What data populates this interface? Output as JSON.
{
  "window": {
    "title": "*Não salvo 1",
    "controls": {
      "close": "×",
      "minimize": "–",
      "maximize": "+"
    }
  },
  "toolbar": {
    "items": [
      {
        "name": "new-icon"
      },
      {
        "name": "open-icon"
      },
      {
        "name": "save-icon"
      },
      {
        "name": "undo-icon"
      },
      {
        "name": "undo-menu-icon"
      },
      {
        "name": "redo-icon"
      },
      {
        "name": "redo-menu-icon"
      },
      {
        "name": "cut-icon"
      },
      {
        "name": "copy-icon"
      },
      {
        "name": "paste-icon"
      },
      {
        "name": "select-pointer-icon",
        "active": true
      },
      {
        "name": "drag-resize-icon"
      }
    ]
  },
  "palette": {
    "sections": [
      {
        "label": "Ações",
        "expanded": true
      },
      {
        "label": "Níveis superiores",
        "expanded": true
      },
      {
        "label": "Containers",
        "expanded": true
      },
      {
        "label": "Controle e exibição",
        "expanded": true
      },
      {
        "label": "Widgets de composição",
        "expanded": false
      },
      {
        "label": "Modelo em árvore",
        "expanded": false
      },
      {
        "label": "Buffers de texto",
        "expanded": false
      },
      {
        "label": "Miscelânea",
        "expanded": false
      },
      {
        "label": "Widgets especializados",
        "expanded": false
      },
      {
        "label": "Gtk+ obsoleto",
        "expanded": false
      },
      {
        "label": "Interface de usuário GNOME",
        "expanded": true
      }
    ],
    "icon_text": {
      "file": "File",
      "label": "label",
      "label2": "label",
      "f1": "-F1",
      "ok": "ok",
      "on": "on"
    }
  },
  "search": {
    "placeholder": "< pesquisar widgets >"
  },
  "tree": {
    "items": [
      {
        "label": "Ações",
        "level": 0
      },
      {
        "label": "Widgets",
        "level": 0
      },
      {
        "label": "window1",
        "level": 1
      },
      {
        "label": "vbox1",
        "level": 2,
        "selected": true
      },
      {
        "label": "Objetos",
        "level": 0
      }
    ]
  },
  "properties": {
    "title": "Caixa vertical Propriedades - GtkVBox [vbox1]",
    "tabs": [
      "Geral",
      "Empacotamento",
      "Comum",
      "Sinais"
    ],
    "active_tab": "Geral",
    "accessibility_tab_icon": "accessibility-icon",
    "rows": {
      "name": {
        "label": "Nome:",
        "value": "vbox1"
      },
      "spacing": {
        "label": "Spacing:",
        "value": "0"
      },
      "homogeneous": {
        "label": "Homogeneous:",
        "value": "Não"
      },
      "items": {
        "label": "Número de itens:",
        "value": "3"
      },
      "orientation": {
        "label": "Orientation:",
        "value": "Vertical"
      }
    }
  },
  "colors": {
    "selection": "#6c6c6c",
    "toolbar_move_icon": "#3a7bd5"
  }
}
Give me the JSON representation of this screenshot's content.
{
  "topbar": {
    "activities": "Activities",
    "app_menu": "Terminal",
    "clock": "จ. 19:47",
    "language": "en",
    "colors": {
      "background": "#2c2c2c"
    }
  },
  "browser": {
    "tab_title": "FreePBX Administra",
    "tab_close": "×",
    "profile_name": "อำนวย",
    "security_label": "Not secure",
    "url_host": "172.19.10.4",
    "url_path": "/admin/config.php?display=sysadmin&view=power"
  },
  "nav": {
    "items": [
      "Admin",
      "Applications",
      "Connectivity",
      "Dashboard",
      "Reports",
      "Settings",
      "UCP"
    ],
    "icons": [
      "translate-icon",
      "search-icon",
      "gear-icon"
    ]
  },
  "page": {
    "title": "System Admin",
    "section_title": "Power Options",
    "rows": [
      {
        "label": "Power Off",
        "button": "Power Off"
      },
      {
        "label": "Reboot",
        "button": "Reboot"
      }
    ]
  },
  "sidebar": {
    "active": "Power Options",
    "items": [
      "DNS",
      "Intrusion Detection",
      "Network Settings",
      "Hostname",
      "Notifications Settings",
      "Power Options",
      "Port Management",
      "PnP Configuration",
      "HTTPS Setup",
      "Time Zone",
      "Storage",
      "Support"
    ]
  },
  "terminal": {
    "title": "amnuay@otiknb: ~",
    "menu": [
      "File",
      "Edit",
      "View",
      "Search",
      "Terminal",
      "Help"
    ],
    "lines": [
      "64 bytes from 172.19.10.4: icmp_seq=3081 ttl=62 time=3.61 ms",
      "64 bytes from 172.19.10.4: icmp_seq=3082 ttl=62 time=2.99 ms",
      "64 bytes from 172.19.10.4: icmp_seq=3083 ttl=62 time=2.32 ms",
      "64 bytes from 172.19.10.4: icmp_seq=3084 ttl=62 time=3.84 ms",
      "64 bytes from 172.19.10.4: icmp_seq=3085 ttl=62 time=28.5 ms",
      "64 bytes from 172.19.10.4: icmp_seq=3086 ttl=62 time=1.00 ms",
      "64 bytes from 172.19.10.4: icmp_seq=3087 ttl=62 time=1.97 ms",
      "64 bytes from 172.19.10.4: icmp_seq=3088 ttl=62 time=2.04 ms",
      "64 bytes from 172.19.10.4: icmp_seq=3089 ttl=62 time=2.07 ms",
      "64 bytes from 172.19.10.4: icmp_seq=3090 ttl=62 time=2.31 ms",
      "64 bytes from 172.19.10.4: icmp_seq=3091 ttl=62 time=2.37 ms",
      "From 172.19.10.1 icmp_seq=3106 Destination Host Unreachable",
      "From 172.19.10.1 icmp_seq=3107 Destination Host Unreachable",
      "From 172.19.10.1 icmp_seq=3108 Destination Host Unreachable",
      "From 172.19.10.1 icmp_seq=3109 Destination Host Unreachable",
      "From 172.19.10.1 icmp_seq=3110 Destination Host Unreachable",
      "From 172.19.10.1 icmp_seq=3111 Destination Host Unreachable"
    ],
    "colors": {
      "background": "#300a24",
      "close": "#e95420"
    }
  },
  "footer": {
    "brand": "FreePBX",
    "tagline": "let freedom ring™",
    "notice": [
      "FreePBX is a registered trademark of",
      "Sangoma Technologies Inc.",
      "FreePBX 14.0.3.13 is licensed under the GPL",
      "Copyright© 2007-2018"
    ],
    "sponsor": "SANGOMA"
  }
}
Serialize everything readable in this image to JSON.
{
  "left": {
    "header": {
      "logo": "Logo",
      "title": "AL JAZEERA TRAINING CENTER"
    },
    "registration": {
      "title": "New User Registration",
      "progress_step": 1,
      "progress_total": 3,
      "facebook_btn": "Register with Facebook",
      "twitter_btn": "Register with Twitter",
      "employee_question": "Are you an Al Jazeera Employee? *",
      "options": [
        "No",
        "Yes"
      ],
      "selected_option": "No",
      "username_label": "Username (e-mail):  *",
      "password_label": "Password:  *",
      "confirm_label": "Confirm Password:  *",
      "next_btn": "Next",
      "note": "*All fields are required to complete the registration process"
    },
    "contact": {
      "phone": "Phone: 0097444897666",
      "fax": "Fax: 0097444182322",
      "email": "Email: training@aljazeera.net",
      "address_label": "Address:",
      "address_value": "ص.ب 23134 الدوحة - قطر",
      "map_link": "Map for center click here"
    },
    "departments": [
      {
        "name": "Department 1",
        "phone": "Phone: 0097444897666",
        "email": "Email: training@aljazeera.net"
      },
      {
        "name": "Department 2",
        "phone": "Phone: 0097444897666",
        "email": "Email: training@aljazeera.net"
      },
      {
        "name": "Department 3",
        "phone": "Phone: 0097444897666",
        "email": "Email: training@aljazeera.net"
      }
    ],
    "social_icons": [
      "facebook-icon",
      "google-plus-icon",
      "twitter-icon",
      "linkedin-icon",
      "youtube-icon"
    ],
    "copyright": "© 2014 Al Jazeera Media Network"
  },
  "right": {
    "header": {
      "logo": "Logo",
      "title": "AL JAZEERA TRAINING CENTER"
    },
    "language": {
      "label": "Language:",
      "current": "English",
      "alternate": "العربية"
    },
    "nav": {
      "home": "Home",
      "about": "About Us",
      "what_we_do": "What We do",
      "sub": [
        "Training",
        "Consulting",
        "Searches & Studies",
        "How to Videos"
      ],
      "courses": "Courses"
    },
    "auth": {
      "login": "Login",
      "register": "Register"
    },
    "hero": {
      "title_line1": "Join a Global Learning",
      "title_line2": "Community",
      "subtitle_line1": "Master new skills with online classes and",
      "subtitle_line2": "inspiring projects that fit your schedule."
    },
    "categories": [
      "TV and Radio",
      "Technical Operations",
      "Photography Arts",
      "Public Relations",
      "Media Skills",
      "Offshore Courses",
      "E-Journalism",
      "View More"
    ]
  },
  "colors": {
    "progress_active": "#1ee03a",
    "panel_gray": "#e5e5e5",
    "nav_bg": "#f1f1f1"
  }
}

= Written task =
Where a line holds the string "Media", copy that line.

= Full answer =
    "copyright": "© 2014 Al Jazeera Media Network"
      "Media Skills",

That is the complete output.